For the records that follow, return only the count of lines containing the string "Three".

[Stored dataset items]

····················

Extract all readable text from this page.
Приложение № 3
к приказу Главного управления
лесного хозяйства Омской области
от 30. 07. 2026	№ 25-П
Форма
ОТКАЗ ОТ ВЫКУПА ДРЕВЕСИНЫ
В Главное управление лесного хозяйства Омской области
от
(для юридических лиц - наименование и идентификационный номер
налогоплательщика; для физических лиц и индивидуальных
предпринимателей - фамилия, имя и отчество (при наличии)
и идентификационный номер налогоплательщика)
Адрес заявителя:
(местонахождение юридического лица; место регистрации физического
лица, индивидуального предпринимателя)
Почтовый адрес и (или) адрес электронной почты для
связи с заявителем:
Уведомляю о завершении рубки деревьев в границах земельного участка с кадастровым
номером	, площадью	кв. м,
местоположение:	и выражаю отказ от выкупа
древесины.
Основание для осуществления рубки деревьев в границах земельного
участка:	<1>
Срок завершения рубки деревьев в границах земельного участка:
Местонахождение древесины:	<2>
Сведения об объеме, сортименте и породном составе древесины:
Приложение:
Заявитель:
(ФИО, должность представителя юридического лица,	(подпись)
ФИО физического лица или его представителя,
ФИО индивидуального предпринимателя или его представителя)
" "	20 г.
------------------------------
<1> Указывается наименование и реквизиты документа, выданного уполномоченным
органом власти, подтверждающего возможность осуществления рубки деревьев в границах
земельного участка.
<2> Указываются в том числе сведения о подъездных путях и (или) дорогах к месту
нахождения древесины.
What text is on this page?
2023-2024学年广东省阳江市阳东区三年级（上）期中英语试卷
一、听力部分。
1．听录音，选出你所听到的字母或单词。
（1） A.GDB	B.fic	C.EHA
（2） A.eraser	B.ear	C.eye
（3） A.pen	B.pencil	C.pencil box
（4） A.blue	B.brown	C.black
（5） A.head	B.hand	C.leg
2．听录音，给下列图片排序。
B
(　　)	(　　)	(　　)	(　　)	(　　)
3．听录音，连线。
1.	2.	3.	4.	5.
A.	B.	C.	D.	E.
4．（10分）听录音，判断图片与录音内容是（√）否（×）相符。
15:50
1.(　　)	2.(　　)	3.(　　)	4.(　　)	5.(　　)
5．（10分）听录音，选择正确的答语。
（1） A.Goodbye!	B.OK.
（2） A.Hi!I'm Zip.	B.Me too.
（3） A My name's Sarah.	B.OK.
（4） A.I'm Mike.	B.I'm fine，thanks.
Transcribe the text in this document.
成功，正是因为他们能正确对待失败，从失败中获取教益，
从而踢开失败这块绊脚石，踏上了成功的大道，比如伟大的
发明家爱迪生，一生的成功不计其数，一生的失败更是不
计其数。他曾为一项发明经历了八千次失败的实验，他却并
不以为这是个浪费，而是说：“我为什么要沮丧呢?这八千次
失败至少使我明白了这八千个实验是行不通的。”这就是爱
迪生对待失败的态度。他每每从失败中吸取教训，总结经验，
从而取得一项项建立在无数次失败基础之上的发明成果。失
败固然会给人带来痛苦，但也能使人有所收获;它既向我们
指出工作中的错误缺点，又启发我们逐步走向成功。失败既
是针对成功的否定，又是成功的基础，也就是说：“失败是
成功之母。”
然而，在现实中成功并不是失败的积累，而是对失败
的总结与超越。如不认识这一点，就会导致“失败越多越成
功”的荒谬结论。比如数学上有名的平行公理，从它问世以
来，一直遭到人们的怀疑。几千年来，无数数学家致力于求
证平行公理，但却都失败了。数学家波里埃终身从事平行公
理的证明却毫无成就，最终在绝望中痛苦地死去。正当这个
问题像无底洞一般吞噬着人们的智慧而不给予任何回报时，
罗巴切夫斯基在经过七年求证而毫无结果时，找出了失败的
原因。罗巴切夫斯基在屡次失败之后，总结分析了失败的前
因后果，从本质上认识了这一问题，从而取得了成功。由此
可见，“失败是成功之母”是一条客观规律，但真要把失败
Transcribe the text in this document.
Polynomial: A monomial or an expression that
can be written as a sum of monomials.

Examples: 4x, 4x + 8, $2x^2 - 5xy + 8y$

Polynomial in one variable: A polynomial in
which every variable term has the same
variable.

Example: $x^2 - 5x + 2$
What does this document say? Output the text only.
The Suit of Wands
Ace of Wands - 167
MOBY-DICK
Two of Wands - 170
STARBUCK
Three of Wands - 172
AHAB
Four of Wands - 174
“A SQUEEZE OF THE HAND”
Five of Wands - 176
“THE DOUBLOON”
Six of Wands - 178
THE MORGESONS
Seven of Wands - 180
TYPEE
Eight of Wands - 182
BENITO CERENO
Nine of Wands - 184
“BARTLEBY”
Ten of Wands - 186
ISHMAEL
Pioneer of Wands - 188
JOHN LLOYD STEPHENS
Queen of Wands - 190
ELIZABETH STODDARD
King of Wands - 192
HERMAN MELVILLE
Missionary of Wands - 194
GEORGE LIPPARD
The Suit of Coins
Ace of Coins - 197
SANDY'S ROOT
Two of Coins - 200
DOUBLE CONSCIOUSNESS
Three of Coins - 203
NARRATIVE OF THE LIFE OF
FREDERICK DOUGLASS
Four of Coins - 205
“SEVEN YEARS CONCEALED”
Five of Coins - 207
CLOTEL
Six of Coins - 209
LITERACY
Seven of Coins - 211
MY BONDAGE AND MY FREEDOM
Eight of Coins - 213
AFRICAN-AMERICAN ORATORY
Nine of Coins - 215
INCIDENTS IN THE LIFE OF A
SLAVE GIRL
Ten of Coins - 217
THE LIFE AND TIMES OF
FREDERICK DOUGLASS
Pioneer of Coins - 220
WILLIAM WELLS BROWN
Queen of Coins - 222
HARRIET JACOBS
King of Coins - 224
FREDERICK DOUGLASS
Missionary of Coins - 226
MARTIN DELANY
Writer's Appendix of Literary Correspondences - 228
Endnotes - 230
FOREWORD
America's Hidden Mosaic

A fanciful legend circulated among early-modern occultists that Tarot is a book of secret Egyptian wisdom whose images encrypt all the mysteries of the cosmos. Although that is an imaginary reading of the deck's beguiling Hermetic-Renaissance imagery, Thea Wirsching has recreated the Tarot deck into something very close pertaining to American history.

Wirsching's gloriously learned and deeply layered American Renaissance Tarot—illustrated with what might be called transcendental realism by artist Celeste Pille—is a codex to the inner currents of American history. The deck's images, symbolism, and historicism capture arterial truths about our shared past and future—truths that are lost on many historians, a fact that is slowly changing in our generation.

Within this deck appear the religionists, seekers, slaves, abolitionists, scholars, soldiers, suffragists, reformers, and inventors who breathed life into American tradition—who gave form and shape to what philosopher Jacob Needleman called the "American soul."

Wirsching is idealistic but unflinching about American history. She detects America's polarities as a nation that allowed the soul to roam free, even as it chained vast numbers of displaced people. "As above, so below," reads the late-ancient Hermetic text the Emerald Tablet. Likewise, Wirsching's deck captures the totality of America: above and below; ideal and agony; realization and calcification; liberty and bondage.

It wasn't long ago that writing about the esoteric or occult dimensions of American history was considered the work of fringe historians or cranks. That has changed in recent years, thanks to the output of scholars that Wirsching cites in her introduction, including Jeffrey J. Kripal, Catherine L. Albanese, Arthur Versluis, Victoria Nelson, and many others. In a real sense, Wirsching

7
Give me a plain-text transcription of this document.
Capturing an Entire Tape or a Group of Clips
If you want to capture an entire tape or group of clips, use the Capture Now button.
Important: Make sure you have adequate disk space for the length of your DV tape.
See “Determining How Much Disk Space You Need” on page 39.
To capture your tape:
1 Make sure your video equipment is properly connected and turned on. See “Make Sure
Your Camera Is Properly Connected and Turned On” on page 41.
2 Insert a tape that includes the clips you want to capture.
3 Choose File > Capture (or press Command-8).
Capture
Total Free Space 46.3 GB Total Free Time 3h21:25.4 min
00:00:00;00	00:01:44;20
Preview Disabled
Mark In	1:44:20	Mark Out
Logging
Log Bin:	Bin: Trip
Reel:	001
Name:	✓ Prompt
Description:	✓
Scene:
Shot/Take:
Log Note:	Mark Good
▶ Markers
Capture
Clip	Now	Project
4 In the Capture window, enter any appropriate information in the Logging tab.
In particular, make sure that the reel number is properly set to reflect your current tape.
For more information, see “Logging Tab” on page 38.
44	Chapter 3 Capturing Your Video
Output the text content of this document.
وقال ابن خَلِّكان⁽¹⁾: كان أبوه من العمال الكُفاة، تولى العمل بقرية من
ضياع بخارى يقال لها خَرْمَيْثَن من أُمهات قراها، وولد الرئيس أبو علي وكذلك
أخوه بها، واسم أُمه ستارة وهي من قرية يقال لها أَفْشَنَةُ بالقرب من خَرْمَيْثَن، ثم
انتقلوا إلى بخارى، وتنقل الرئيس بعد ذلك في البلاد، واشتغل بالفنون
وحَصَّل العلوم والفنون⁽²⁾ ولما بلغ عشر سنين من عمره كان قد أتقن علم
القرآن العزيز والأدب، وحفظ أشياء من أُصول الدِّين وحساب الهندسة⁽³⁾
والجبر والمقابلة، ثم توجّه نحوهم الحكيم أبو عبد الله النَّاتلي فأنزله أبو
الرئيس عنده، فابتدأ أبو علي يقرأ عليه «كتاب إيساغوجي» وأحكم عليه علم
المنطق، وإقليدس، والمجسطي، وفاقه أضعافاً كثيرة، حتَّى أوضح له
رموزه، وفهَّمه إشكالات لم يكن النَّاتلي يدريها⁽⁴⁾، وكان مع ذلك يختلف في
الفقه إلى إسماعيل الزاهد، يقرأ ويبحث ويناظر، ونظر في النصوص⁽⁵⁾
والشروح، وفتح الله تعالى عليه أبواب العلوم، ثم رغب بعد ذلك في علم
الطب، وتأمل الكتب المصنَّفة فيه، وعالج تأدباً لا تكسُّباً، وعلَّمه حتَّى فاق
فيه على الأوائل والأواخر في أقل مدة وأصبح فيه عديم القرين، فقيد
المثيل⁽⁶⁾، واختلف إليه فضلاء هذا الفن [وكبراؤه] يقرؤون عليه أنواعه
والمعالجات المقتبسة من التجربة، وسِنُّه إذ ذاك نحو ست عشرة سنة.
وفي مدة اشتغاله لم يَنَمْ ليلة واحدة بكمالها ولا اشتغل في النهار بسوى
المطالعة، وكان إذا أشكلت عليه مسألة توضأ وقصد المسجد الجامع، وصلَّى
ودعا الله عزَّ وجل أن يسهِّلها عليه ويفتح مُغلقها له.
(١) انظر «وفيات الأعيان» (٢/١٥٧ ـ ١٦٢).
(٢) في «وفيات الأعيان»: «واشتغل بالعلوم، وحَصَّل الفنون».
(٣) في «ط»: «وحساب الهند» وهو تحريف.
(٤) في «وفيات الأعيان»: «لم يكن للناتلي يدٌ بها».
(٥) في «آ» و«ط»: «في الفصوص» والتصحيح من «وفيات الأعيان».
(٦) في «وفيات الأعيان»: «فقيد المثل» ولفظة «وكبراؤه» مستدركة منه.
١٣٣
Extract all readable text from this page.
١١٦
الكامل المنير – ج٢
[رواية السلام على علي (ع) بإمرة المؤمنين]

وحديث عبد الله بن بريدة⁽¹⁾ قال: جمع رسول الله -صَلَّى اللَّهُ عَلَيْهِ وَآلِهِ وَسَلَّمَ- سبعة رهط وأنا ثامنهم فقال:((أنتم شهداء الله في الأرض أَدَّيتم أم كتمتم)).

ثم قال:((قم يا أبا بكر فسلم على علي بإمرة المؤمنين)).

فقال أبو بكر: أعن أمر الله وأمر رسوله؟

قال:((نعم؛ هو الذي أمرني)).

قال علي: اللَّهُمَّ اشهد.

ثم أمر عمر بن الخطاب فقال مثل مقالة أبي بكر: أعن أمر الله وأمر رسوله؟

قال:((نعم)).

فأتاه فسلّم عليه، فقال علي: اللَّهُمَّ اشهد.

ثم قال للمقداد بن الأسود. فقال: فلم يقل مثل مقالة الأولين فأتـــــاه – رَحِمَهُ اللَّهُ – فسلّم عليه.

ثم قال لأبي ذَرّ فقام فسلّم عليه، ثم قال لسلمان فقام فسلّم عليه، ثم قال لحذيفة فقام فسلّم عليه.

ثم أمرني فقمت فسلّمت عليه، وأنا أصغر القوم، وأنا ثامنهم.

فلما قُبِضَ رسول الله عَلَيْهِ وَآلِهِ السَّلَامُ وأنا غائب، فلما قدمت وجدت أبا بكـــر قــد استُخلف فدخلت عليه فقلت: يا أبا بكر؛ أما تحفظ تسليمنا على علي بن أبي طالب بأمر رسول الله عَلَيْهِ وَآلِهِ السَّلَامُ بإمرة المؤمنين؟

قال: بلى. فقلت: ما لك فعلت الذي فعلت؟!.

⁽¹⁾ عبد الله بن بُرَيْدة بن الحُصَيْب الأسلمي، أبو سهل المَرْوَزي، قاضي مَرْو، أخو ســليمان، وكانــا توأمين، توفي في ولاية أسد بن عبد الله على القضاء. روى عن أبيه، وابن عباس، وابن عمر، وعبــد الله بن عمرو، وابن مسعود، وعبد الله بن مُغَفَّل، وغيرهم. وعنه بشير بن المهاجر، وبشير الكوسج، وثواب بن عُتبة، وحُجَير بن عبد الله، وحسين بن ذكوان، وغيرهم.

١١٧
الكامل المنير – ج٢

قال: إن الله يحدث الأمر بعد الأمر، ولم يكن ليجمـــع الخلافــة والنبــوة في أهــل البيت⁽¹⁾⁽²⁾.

····················

THE RESULT – 2